=== Extracted entries ===

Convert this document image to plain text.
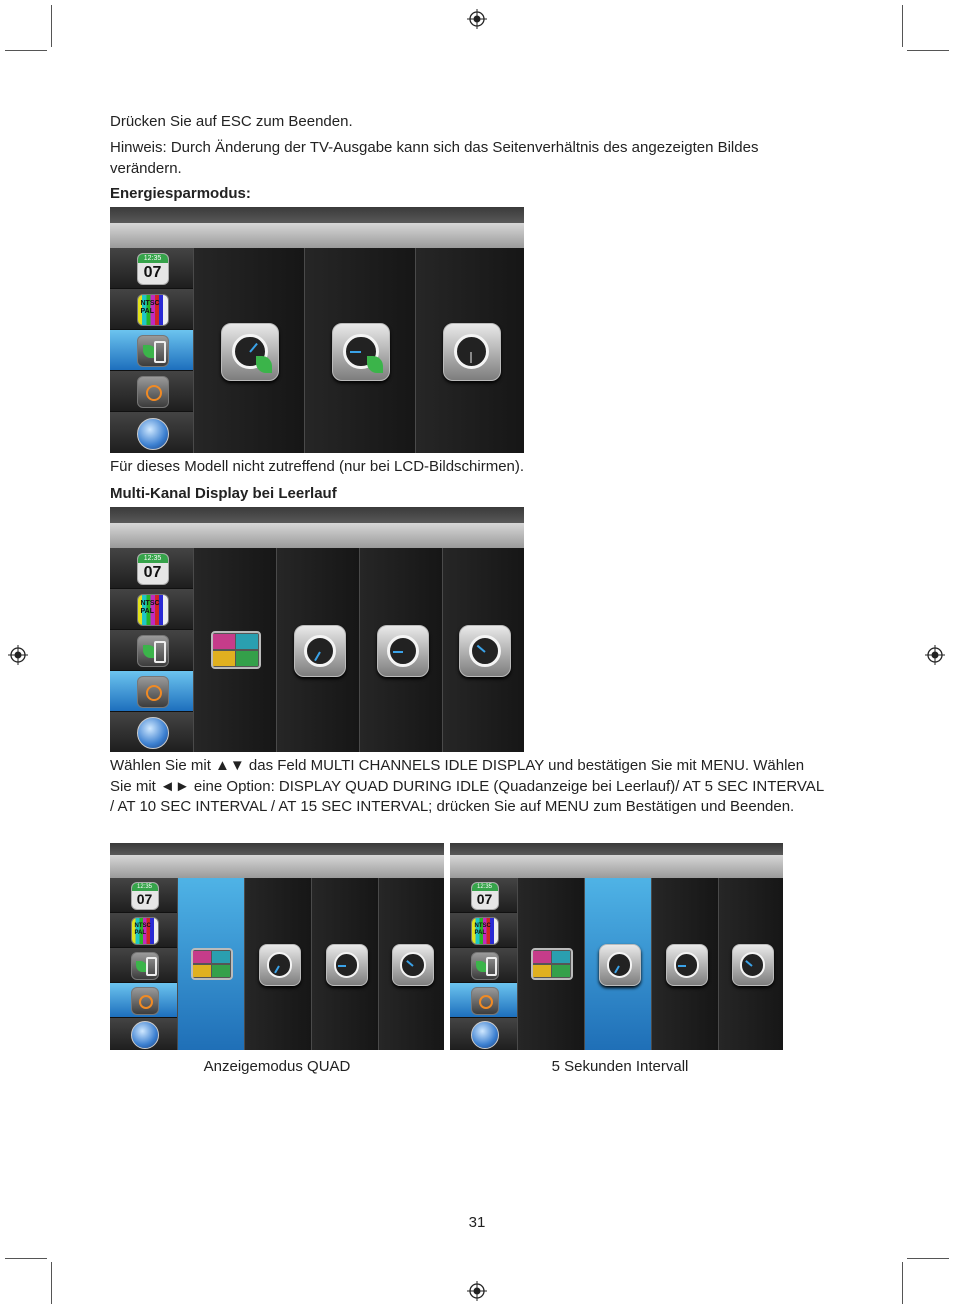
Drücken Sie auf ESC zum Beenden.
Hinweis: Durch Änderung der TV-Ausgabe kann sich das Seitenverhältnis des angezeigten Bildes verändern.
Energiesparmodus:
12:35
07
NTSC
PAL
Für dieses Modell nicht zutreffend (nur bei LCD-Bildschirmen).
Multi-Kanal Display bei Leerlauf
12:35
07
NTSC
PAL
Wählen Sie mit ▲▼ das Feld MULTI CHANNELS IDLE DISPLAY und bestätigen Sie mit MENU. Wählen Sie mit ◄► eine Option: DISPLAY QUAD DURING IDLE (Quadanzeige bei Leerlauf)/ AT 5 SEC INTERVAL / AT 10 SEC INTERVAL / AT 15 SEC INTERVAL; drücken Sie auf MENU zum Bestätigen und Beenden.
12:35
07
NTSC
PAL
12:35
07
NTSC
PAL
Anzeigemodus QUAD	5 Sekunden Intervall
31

===
=== Extracted entries ===

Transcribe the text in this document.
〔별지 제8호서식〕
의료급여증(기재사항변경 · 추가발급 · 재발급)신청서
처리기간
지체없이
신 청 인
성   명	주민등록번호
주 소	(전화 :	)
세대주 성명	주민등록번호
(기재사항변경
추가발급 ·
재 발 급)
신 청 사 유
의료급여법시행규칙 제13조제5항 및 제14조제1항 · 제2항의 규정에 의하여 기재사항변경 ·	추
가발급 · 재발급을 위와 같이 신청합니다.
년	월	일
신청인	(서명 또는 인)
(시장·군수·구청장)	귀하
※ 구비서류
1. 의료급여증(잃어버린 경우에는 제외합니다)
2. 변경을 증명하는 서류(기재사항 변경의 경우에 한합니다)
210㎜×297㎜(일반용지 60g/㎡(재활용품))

===
=== Extracted entries ===

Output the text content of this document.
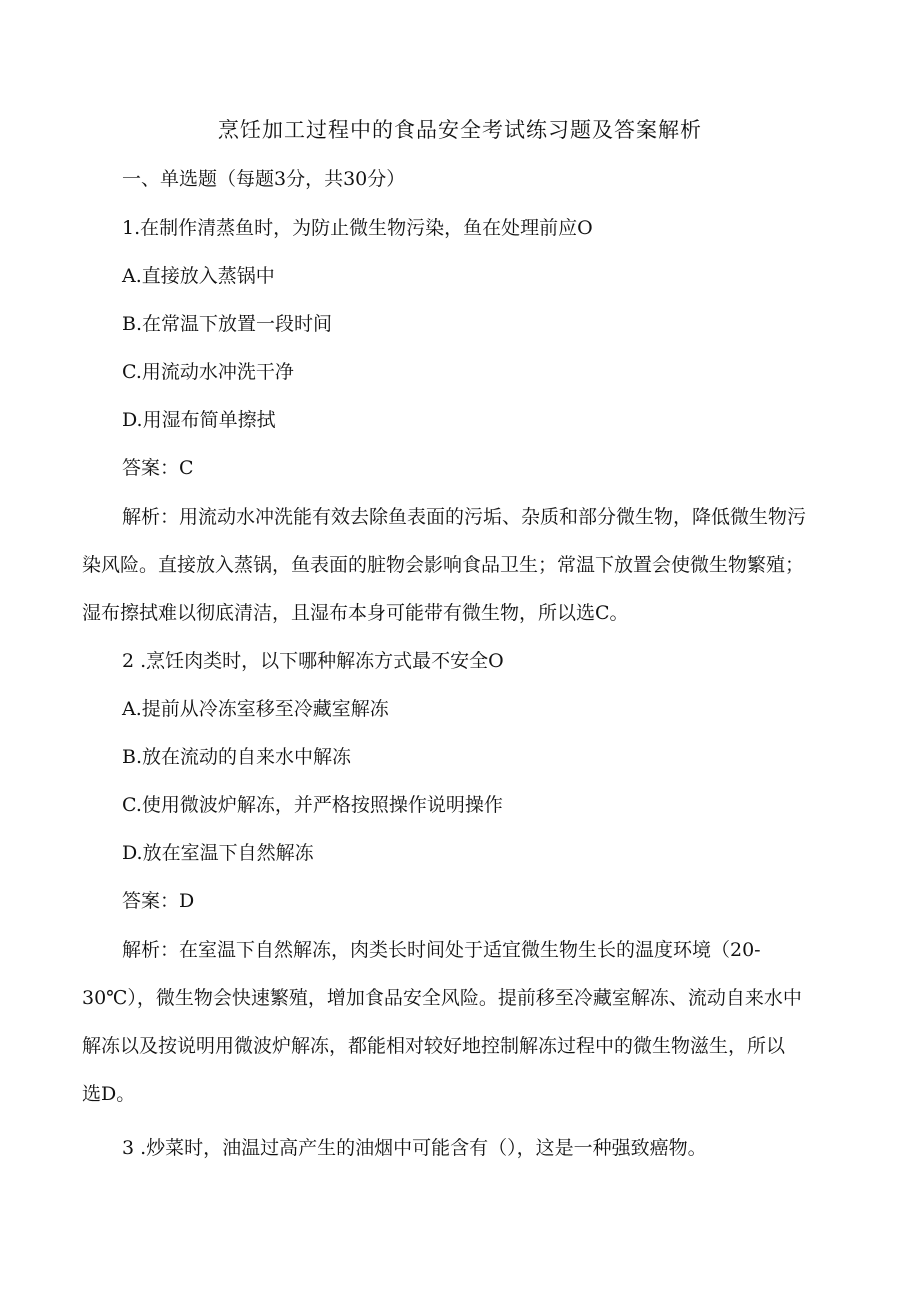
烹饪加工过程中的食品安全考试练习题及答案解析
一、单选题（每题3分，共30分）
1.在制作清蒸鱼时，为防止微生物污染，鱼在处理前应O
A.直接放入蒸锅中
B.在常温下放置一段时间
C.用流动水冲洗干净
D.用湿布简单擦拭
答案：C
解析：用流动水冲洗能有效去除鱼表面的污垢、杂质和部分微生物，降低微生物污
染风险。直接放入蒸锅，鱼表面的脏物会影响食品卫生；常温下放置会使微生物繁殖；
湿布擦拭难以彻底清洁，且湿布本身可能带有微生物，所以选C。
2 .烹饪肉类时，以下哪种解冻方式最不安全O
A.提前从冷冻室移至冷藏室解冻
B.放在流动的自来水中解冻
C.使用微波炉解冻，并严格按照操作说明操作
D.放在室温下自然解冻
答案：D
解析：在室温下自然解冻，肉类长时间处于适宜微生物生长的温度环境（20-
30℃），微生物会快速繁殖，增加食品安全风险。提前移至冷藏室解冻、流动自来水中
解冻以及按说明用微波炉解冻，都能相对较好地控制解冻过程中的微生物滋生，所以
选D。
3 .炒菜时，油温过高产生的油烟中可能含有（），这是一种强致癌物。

===

Task>
Pick out and copy the lines of the material that include the word "Beenden".

Response to the task>
Drücken Sie auf ESC zum Beenden.
Wählen Sie mit ▲▼ das Feld MULTI CHANNELS IDLE DISPLAY und bestätigen Sie mit MENU. Wählen Sie mit ◄► eine Option: DISPLAY QUAD DURING IDLE (Quadanzeige bei Leerlauf)/ AT 5 SEC INTERVAL / AT 10 SEC INTERVAL / AT 15 SEC INTERVAL; drücken Sie auf MENU zum Bestätigen und Beenden.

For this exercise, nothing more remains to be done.